▶ What the exercise asks
Transcribe the records that follow exactly. Skip the pictures.

═════ Provided information ═════

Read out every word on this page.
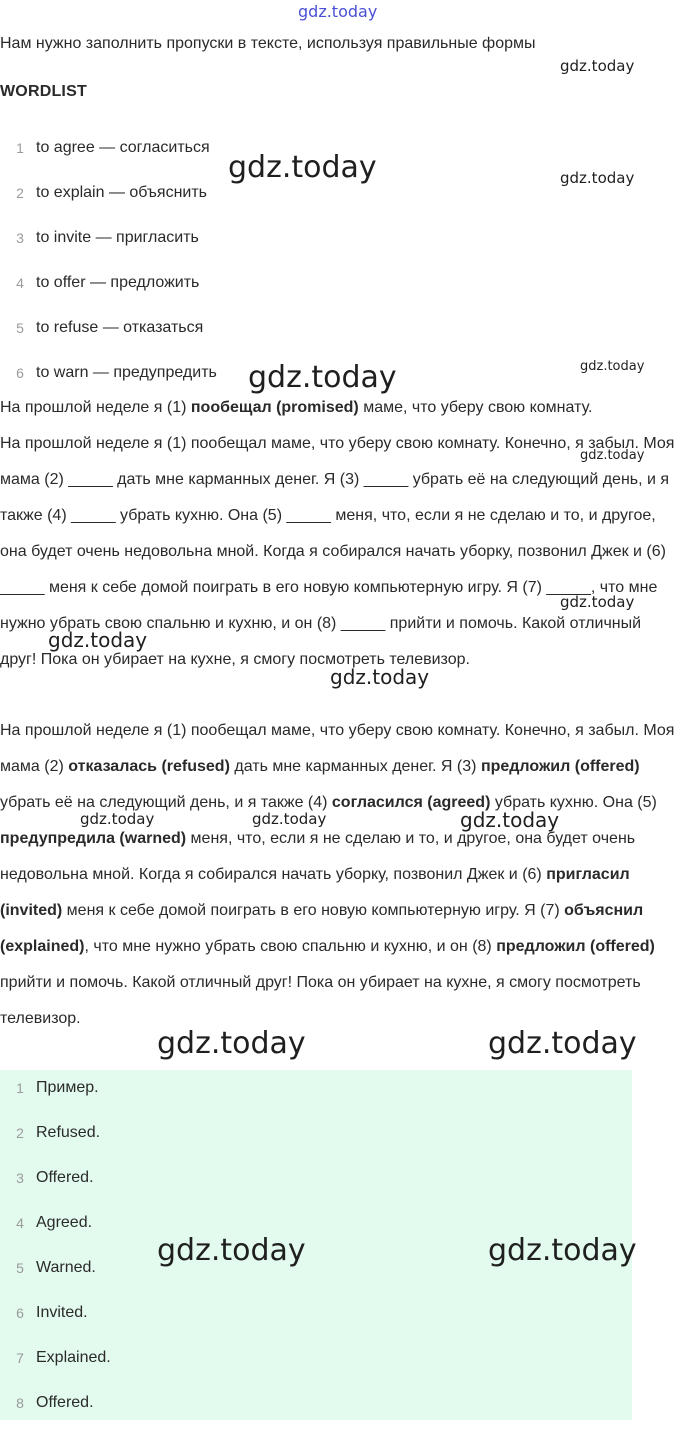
Нам нужно заполнить пропуски в тексте, используя правильные формы
WORDLIST
1 to agree — согласиться
2 to explain — объяснить
3 to invite — пригласить
4 to offer — предложить
5 to refuse — отказаться
6 to warn — предупредить

На прошлой неделе я (1) пообещал (promised) маме, что уберу свою комнату.

На прошлой неделе я (1) пообещал маме, что уберу свою комнату. Конечно, я забыл. Моя мама (2) _____ дать мне карманных денег. Я (3) _____ убрать её на следующий день, и я также (4) _____ убрать кухню. Она (5) _____ меня, что, если я не сделаю и то, и другое, она будет очень недовольна мной. Когда я собирался начать уборку, позвонил Джек и (6) _____ меня к себе домой поиграть в его новую компьютерную игру. Я (7) _____, что мне нужно убрать свою спальню и кухню, и он (8) _____ прийти и помочь. Какой отличный друг! Пока он убирает на кухне, я смогу посмотреть телевизор.

На прошлой неделе я (1) пообещал маме, что уберу свою комнату. Конечно, я забыл. Моя мама (2) отказалась (refused) дать мне карманных денег. Я (3) предложил (offered) убрать её на следующий день, и я также (4) согласился (agreed) убрать кухню. Она (5) предупредила (warned) меня, что, если я не сделаю и то, и другое, она будет очень недовольна мной. Когда я собирался начать уборку, позвонил Джек и (6) пригласил (invited) меня к себе домой поиграть в его новую компьютерную игру. Я (7) объяснил (explained), что мне нужно убрать свою спальню и кухню, и он (8) предложил (offered) прийти и помочь. Какой отличный друг! Пока он убирает на кухне, я смогу посмотреть телевизор.

1 Пример.
2 Refused.
3 Offered.
4 Agreed.
5 Warned.
6 Invited.
7 Explained.
8 Offered.
gdz.today
gdz.today
gdz.today	gdz.today
gdz.today	gdz.today
gdz.today
gdz.today
gdz.today
gdz.today
gdz.today	gdz.today	gdz.today
gdz.today	gdz.today
gdz.today	gdz.today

═════

▶ Response to this exercise
Read out every word on this page.
Нам нужно заполнить пропуски в тексте, используя правильные формы
WORDLIST
1 to agree — согласиться
2 to explain — объяснить
3 to invite — пригласить
4 to offer — предложить
5 to refuse — отказаться
6 to warn — предупредить

На прошлой неделе я (1) пообещал (promised) маме, что уберу свою комнату.

На прошлой неделе я (1) пообещал маме, что уберу свою комнату. Конечно, я забыл. Моя мама (2) _____ дать мне карманных денег. Я (3) _____ убрать её на следующий день, и я также (4) _____ убрать кухню. Она (5) _____ меня, что, если я не сделаю и то, и другое, она будет очень недовольна мной. Когда я собирался начать уборку, позвонил Джек и (6) _____ меня к себе домой поиграть в его новую компьютерную игру. Я (7) _____, что мне нужно убрать свою спальню и кухню, и он (8) _____ прийти и помочь. Какой отличный друг! Пока он убирает на кухне, я смогу посмотреть телевизор.

На прошлой неделе я (1) пообещал маме, что уберу свою комнату. Конечно, я забыл. Моя мама (2) отказалась (refused) дать мне карманных денег. Я (3) предложил (offered) убрать её на следующий день, и я также (4) согласился (agreed) убрать кухню. Она (5) предупредила (warned) меня, что, если я не сделаю и то, и другое, она будет очень недовольна мной. Когда я собирался начать уборку, позвонил Джек и (6) пригласил (invited) меня к себе домой поиграть в его новую компьютерную игру. Я (7) объяснил (explained), что мне нужно убрать свою спальню и кухню, и он (8) предложил (offered) прийти и помочь. Какой отличный друг! Пока он убирает на кухне, я смогу посмотреть телевизор.

1 Пример.
2 Refused.
3 Offered.
4 Agreed.
5 Warned.
6 Invited.
7 Explained.
8 Offered.
gdz.today
gdz.today
gdz.today	gdz.today
gdz.today	gdz.today
gdz.today
gdz.today
gdz.today
gdz.today
gdz.today	gdz.today	gdz.today
gdz.today	gdz.today
gdz.today	gdz.today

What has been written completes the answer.